** Task description **
Look through the material below. Copy every line with the string "ARTS" in it.

Collection entries:
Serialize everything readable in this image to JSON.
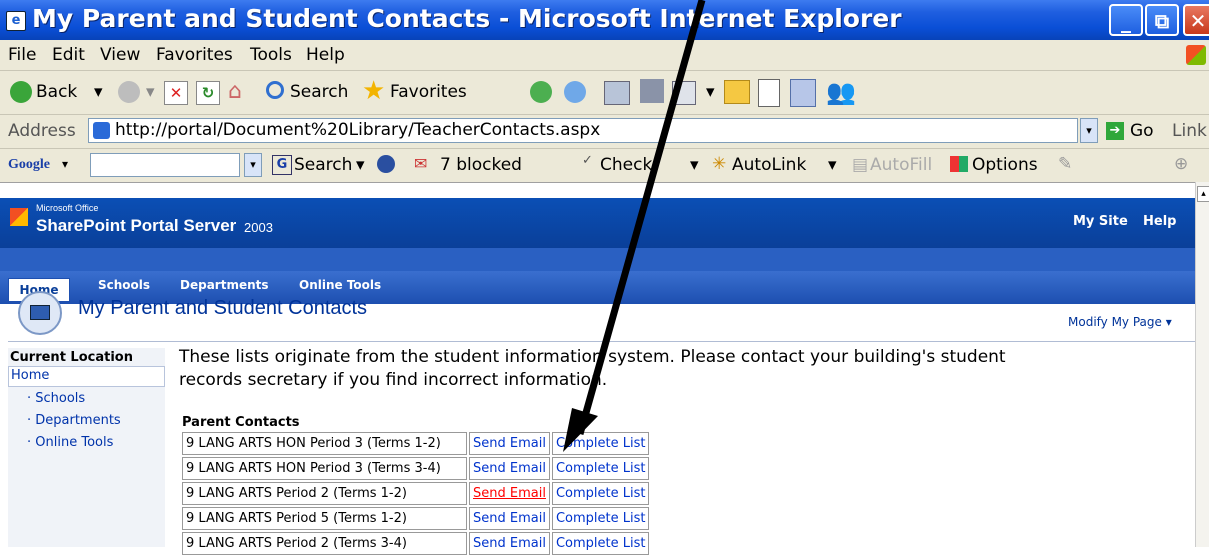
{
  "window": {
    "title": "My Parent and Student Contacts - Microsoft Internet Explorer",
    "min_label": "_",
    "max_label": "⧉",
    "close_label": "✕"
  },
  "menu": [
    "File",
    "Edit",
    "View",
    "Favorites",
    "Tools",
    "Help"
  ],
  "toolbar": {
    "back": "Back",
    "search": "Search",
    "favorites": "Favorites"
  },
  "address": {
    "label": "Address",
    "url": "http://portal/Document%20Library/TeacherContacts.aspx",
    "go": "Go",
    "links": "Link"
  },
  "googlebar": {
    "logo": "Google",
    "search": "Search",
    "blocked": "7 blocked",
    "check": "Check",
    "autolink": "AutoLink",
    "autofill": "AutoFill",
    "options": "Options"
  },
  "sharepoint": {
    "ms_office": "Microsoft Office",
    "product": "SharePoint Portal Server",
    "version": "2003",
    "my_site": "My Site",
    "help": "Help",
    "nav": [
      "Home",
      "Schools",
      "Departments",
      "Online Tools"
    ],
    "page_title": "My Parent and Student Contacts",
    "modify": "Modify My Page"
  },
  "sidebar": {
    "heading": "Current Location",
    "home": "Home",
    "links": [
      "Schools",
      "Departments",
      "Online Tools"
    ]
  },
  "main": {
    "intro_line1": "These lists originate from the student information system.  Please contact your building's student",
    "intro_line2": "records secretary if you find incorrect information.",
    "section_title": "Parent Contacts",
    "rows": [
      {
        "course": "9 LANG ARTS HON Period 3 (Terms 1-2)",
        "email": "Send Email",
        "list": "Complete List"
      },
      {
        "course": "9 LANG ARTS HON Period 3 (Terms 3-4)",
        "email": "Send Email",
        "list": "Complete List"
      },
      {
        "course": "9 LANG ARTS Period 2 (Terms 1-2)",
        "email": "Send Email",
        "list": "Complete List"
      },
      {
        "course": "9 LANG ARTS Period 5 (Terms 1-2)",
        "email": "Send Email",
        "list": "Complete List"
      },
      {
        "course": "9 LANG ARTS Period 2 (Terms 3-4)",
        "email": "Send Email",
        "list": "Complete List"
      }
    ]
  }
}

** Solution to the problem **
        "course": "9 LANG ARTS HON Period 3 (Terms 1-2)",
        "course": "9 LANG ARTS HON Period 3 (Terms 3-4)",
        "course": "9 LANG ARTS Period 2 (Terms 1-2)",
        "course": "9 LANG ARTS Period 5 (Terms 1-2)",
        "course": "9 LANG ARTS Period 2 (Terms 3-4)",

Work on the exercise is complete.